Task prompt.
Repeat the data below exactly, dropping any pictures it holds.

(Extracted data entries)
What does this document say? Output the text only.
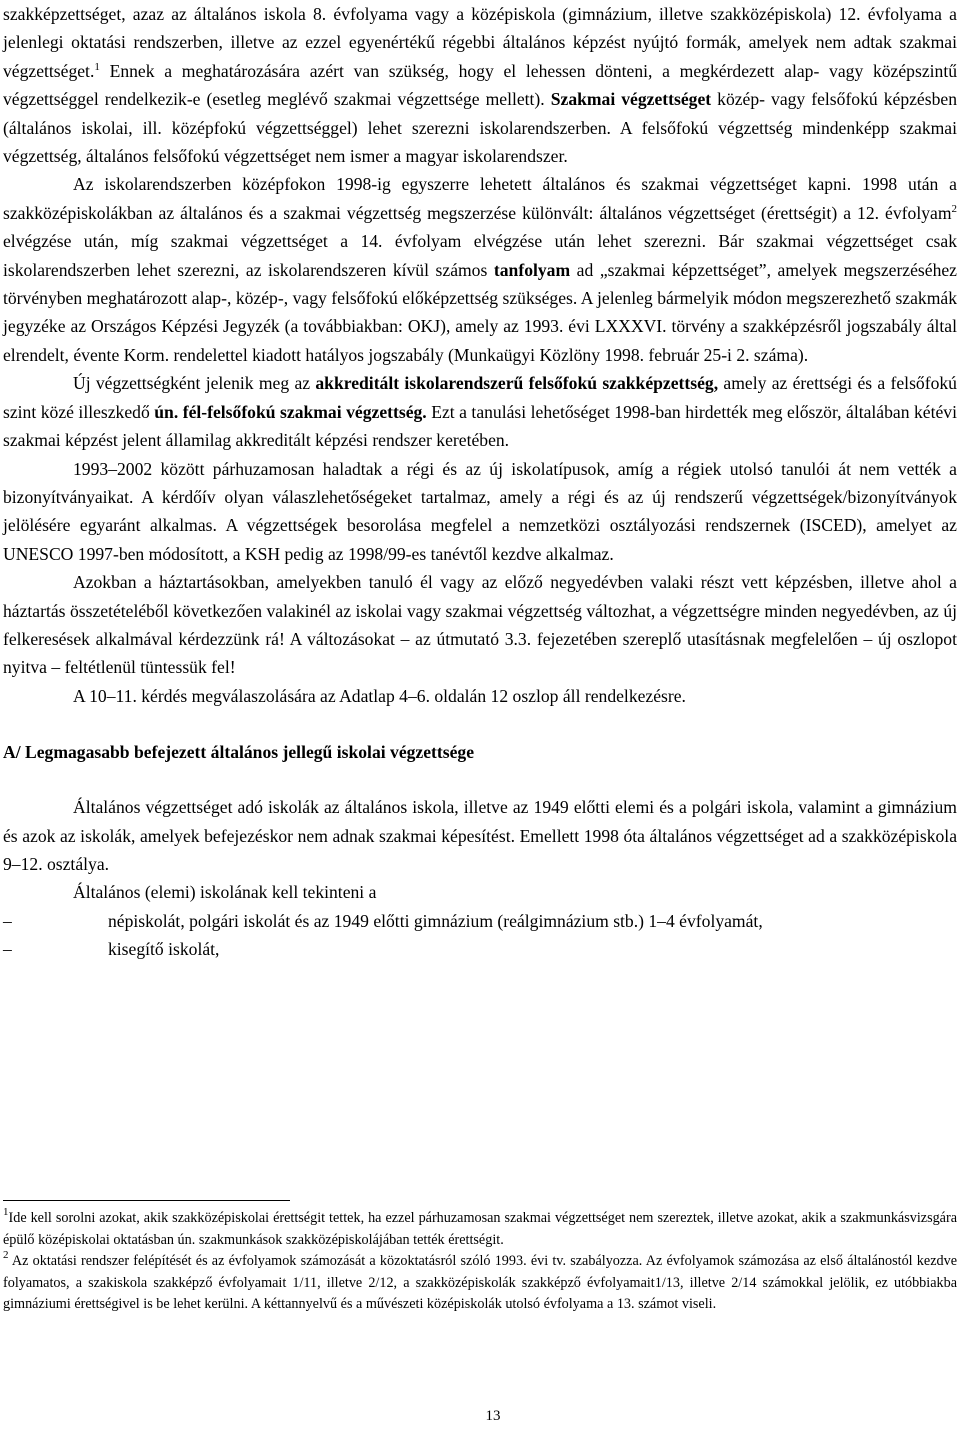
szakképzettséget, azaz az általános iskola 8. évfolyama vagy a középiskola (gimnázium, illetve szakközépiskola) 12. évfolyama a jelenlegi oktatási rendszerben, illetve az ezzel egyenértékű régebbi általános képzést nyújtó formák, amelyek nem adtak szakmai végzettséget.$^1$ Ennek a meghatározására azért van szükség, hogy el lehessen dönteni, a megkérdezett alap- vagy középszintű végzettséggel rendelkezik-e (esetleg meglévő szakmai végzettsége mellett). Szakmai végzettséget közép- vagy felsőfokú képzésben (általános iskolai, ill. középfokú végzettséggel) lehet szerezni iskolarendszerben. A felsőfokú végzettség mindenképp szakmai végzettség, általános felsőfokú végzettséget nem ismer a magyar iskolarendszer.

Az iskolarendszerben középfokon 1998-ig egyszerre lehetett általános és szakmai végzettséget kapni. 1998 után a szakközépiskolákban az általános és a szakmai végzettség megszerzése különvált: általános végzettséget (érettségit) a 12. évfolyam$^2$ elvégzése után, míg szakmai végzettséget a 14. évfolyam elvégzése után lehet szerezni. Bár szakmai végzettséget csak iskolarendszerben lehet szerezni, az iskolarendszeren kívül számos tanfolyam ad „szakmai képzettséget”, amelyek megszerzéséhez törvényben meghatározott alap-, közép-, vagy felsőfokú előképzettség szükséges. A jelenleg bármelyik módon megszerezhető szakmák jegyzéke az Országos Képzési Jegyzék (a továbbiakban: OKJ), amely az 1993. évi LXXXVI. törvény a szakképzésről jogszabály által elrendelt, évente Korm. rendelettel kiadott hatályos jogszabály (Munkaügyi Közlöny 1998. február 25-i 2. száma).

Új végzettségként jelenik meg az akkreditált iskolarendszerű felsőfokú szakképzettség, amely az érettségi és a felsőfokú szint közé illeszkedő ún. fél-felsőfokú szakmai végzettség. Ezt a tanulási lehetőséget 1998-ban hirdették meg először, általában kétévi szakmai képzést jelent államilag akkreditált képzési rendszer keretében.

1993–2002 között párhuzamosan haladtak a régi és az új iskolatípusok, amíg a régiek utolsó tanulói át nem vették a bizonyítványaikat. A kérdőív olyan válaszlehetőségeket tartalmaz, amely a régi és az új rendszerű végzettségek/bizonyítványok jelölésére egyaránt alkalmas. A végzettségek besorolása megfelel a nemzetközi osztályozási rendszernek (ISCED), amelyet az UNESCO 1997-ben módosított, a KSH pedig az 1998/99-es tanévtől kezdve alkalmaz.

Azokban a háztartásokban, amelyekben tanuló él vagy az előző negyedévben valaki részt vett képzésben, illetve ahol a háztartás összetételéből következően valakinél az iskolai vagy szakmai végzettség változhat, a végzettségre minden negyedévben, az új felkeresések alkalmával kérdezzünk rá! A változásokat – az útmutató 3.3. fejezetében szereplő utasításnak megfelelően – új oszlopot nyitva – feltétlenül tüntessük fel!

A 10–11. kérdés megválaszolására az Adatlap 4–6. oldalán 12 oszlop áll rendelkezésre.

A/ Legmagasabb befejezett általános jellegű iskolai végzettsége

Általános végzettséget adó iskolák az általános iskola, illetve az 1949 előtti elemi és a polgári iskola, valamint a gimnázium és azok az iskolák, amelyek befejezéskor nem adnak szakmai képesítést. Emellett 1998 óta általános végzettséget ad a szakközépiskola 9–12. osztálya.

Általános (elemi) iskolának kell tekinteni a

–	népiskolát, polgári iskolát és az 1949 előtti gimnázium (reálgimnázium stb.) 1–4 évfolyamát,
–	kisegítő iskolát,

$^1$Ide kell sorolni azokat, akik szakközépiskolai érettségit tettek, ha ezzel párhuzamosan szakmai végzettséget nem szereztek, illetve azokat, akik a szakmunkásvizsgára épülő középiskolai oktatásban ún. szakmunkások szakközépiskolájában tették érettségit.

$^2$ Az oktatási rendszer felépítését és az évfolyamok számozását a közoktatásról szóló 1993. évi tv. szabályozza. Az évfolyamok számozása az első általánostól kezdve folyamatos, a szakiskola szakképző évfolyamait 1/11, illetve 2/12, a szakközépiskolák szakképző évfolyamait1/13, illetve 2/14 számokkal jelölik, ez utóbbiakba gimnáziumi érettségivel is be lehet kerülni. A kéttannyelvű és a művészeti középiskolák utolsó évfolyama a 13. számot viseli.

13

Solution.
What does this document say? Output the text only.
szakképzettséget, azaz az általános iskola 8. évfolyama vagy a középiskola (gimnázium, illetve szakközépiskola) 12. évfolyama a jelenlegi oktatási rendszerben, illetve az ezzel egyenértékű régebbi általános képzést nyújtó formák, amelyek nem adtak szakmai végzettséget.$^1$ Ennek a meghatározására azért van szükség, hogy el lehessen dönteni, a megkérdezett alap- vagy középszintű végzettséggel rendelkezik-e (esetleg meglévő szakmai végzettsége mellett). Szakmai végzettséget közép- vagy felsőfokú képzésben (általános iskolai, ill. középfokú végzettséggel) lehet szerezni iskolarendszerben. A felsőfokú végzettség mindenképp szakmai végzettség, általános felsőfokú végzettséget nem ismer a magyar iskolarendszer.

Az iskolarendszerben középfokon 1998-ig egyszerre lehetett általános és szakmai végzettséget kapni. 1998 után a szakközépiskolákban az általános és a szakmai végzettség megszerzése különvált: általános végzettséget (érettségit) a 12. évfolyam$^2$ elvégzése után, míg szakmai végzettséget a 14. évfolyam elvégzése után lehet szerezni. Bár szakmai végzettséget csak iskolarendszerben lehet szerezni, az iskolarendszeren kívül számos tanfolyam ad „szakmai képzettséget”, amelyek megszerzéséhez törvényben meghatározott alap-, közép-, vagy felsőfokú előképzettség szükséges. A jelenleg bármelyik módon megszerezhető szakmák jegyzéke az Országos Képzési Jegyzék (a továbbiakban: OKJ), amely az 1993. évi LXXXVI. törvény a szakképzésről jogszabály által elrendelt, évente Korm. rendelettel kiadott hatályos jogszabály (Munkaügyi Közlöny 1998. február 25-i 2. száma).

Új végzettségként jelenik meg az akkreditált iskolarendszerű felsőfokú szakképzettség, amely az érettségi és a felsőfokú szint közé illeszkedő ún. fél-felsőfokú szakmai végzettség. Ezt a tanulási lehetőséget 1998-ban hirdették meg először, általában kétévi szakmai képzést jelent államilag akkreditált képzési rendszer keretében.

1993–2002 között párhuzamosan haladtak a régi és az új iskolatípusok, amíg a régiek utolsó tanulói át nem vették a bizonyítványaikat. A kérdőív olyan válaszlehetőségeket tartalmaz, amely a régi és az új rendszerű végzettségek/bizonyítványok jelölésére egyaránt alkalmas. A végzettségek besorolása megfelel a nemzetközi osztályozási rendszernek (ISCED), amelyet az UNESCO 1997-ben módosított, a KSH pedig az 1998/99-es tanévtől kezdve alkalmaz.

Azokban a háztartásokban, amelyekben tanuló él vagy az előző negyedévben valaki részt vett képzésben, illetve ahol a háztartás összetételéből következően valakinél az iskolai vagy szakmai végzettség változhat, a végzettségre minden negyedévben, az új felkeresések alkalmával kérdezzünk rá! A változásokat – az útmutató 3.3. fejezetében szereplő utasításnak megfelelően – új oszlopot nyitva – feltétlenül tüntessük fel!

A 10–11. kérdés megválaszolására az Adatlap 4–6. oldalán 12 oszlop áll rendelkezésre.

A/ Legmagasabb befejezett általános jellegű iskolai végzettsége

Általános végzettséget adó iskolák az általános iskola, illetve az 1949 előtti elemi és a polgári iskola, valamint a gimnázium és azok az iskolák, amelyek befejezéskor nem adnak szakmai képesítést. Emellett 1998 óta általános végzettséget ad a szakközépiskola 9–12. osztálya.

Általános (elemi) iskolának kell tekinteni a

–	népiskolát, polgári iskolát és az 1949 előtti gimnázium (reálgimnázium stb.) 1–4 évfolyamát,
–	kisegítő iskolát,

$^1$Ide kell sorolni azokat, akik szakközépiskolai érettségit tettek, ha ezzel párhuzamosan szakmai végzettséget nem szereztek, illetve azokat, akik a szakmunkásvizsgára épülő középiskolai oktatásban ún. szakmunkások szakközépiskolájában tették érettségit.

$^2$ Az oktatási rendszer felépítését és az évfolyamok számozását a közoktatásról szóló 1993. évi tv. szabályozza. Az évfolyamok számozása az első általánostól kezdve folyamatos, a szakiskola szakképző évfolyamait 1/11, illetve 2/12, a szakközépiskolák szakképző évfolyamait1/13, illetve 2/14 számokkal jelölik, ez utóbbiakba gimnáziumi érettségivel is be lehet kerülni. A kéttannyelvű és a művészeti középiskolák utolsó évfolyama a 13. számot viseli.

13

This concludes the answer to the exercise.